■ **TO DO**:
Find the string "Maine" in the data, then copy every line where it is found.

Data entries
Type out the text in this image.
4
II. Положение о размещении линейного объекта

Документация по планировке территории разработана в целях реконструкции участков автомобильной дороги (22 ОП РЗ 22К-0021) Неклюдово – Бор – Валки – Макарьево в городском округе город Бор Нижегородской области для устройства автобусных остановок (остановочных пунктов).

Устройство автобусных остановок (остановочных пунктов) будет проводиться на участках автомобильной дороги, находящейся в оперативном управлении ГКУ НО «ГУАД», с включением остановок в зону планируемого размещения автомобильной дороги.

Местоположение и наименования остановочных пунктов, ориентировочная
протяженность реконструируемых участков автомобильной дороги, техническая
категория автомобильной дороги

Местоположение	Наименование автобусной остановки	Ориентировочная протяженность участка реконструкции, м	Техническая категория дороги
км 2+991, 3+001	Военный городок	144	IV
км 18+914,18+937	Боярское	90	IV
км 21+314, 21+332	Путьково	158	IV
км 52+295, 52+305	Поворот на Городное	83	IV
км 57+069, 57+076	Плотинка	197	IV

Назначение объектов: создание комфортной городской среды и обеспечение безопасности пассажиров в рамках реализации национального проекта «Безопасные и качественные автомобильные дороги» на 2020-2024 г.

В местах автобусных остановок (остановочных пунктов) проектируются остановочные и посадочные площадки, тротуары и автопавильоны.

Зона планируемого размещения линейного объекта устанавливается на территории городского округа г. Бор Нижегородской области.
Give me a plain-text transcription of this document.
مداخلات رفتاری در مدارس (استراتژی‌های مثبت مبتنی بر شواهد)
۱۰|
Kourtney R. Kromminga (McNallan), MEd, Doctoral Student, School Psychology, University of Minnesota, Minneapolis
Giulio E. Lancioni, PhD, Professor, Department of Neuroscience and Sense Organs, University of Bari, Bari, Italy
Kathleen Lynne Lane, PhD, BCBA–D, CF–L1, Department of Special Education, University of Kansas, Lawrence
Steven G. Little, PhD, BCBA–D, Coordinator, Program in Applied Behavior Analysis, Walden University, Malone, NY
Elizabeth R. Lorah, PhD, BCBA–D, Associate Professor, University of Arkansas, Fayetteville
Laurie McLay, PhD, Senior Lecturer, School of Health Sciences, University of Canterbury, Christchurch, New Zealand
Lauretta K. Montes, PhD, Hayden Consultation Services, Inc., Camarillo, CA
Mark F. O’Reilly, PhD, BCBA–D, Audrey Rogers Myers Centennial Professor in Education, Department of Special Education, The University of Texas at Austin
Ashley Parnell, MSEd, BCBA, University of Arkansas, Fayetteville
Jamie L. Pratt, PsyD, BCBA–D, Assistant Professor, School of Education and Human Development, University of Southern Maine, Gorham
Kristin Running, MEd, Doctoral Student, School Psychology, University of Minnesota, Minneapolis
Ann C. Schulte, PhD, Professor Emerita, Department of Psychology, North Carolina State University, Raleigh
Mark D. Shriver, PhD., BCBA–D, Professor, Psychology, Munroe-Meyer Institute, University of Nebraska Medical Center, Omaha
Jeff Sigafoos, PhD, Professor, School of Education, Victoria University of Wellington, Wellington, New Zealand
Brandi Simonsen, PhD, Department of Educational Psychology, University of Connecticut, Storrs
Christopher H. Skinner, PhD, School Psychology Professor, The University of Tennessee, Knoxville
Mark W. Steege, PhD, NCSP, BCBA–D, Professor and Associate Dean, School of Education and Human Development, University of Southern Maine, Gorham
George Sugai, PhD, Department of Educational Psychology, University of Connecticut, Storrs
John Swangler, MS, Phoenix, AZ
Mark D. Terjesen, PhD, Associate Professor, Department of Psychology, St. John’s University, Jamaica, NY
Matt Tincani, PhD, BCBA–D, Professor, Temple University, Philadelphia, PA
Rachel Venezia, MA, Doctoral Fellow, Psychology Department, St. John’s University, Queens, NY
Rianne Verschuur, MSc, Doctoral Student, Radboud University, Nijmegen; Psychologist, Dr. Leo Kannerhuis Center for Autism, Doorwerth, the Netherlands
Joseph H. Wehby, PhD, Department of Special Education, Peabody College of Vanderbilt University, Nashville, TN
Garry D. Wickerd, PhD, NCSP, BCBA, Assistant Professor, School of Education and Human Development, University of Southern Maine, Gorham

■ **EXERCISE RESULT**:
Jamie L. Pratt, PsyD, BCBA–D, Assistant Professor, School of Education and Human Development, University of Southern Maine, Gorham
Mark W. Steege, PhD, NCSP, BCBA–D, Professor and Associate Dean, School of Education and Human Development, University of Southern Maine, Gorham
Garry D. Wickerd, PhD, NCSP, BCBA, Assistant Professor, School of Education and Human Development, University of Southern Maine, Gorham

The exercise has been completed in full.